• [Required work]:
Return each line of the records with nothing changed, pictures excepted.

• [Entries shown]:
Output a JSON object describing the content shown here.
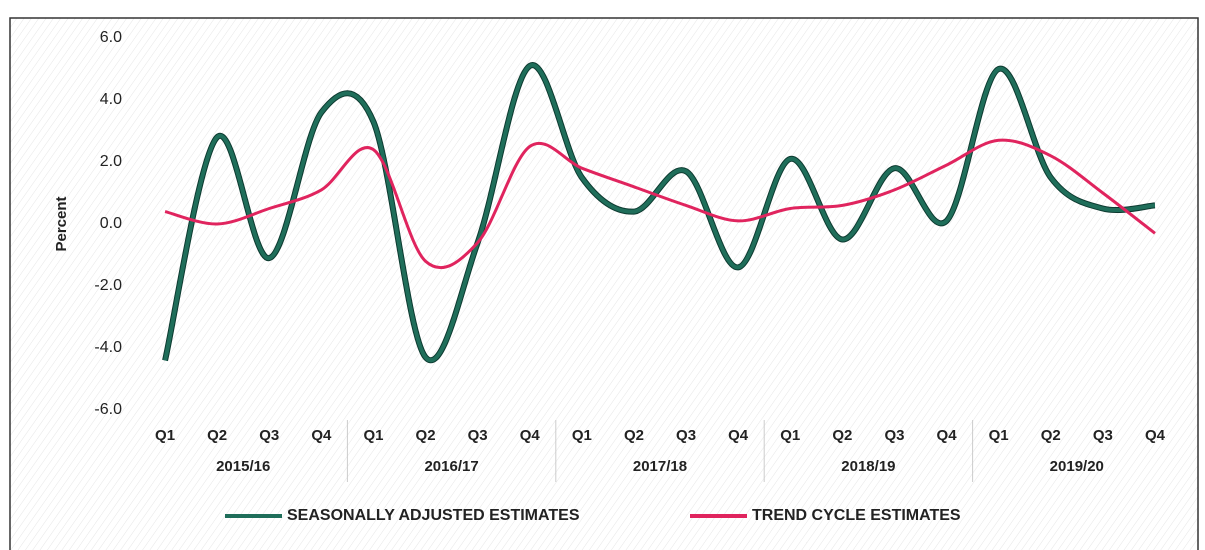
{
  "chart_data": {
    "type": "line",
    "y_label": "Percent",
    "categories": [
      "Q1",
      "Q2",
      "Q3",
      "Q4",
      "Q1",
      "Q2",
      "Q3",
      "Q4",
      "Q1",
      "Q2",
      "Q3",
      "Q4",
      "Q1",
      "Q2",
      "Q3",
      "Q4",
      "Q1",
      "Q2",
      "Q3",
      "Q4"
    ],
    "category_groups": [
      "2015/16",
      "2016/17",
      "2017/18",
      "2018/19",
      "2019/20"
    ],
    "series": [
      {
        "name": "SEASONALLY ADJUSTED ESTIMATES",
        "color": "#1f6e5a",
        "values": [
          -4.4,
          2.8,
          -1.1,
          3.6,
          3.3,
          -4.3,
          -0.6,
          5.1,
          1.5,
          0.4,
          1.7,
          -1.4,
          2.1,
          -0.5,
          1.8,
          0.1,
          5.0,
          1.5,
          0.5,
          0.6
        ]
      },
      {
        "name": "TREND CYCLE ESTIMATES",
        "color": "#e0245e",
        "values": [
          0.4,
          0.0,
          0.5,
          1.1,
          2.4,
          -1.2,
          -0.6,
          2.5,
          1.8,
          1.2,
          0.6,
          0.1,
          0.5,
          0.6,
          1.1,
          1.9,
          2.7,
          2.2,
          1.0,
          -0.3
        ]
      }
    ],
    "ylim": [
      -6,
      6
    ],
    "yticks": [
      {
        "value": -6,
        "label": "-6.0"
      },
      {
        "value": -4,
        "label": "-4.0"
      },
      {
        "value": -2,
        "label": "-2.0"
      },
      {
        "value": 0,
        "label": "0.0"
      },
      {
        "value": 2,
        "label": "2.0"
      },
      {
        "value": 4,
        "label": "4.0"
      },
      {
        "value": 6,
        "label": "6.0"
      }
    ],
    "grid": false,
    "legend": "bottom"
  }
}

• [Complete response]:
Output a JSON object describing the content shown here.
{
  "chart_data": {
    "type": "line",
    "y_label": "Percent",
    "categories": [
      "Q1",
      "Q2",
      "Q3",
      "Q4",
      "Q1",
      "Q2",
      "Q3",
      "Q4",
      "Q1",
      "Q2",
      "Q3",
      "Q4",
      "Q1",
      "Q2",
      "Q3",
      "Q4",
      "Q1",
      "Q2",
      "Q3",
      "Q4"
    ],
    "category_groups": [
      "2015/16",
      "2016/17",
      "2017/18",
      "2018/19",
      "2019/20"
    ],
    "series": [
      {
        "name": "SEASONALLY ADJUSTED ESTIMATES",
        "color": "#1f6e5a",
        "values": [
          -4.4,
          2.8,
          -1.1,
          3.6,
          3.3,
          -4.3,
          -0.6,
          5.1,
          1.5,
          0.4,
          1.7,
          -1.4,
          2.1,
          -0.5,
          1.8,
          0.1,
          5.0,
          1.5,
          0.5,
          0.6
        ]
      },
      {
        "name": "TREND CYCLE ESTIMATES",
        "color": "#e0245e",
        "values": [
          0.4,
          0.0,
          0.5,
          1.1,
          2.4,
          -1.2,
          -0.6,
          2.5,
          1.8,
          1.2,
          0.6,
          0.1,
          0.5,
          0.6,
          1.1,
          1.9,
          2.7,
          2.2,
          1.0,
          -0.3
        ]
      }
    ],
    "ylim": [
      -6,
      6
    ],
    "yticks": [
      {
        "value": -6,
        "label": "-6.0"
      },
      {
        "value": -4,
        "label": "-4.0"
      },
      {
        "value": -2,
        "label": "-2.0"
      },
      {
        "value": 0,
        "label": "0.0"
      },
      {
        "value": 2,
        "label": "2.0"
      },
      {
        "value": 4,
        "label": "4.0"
      },
      {
        "value": 6,
        "label": "6.0"
      }
    ],
    "grid": false,
    "legend": "bottom"
  }
}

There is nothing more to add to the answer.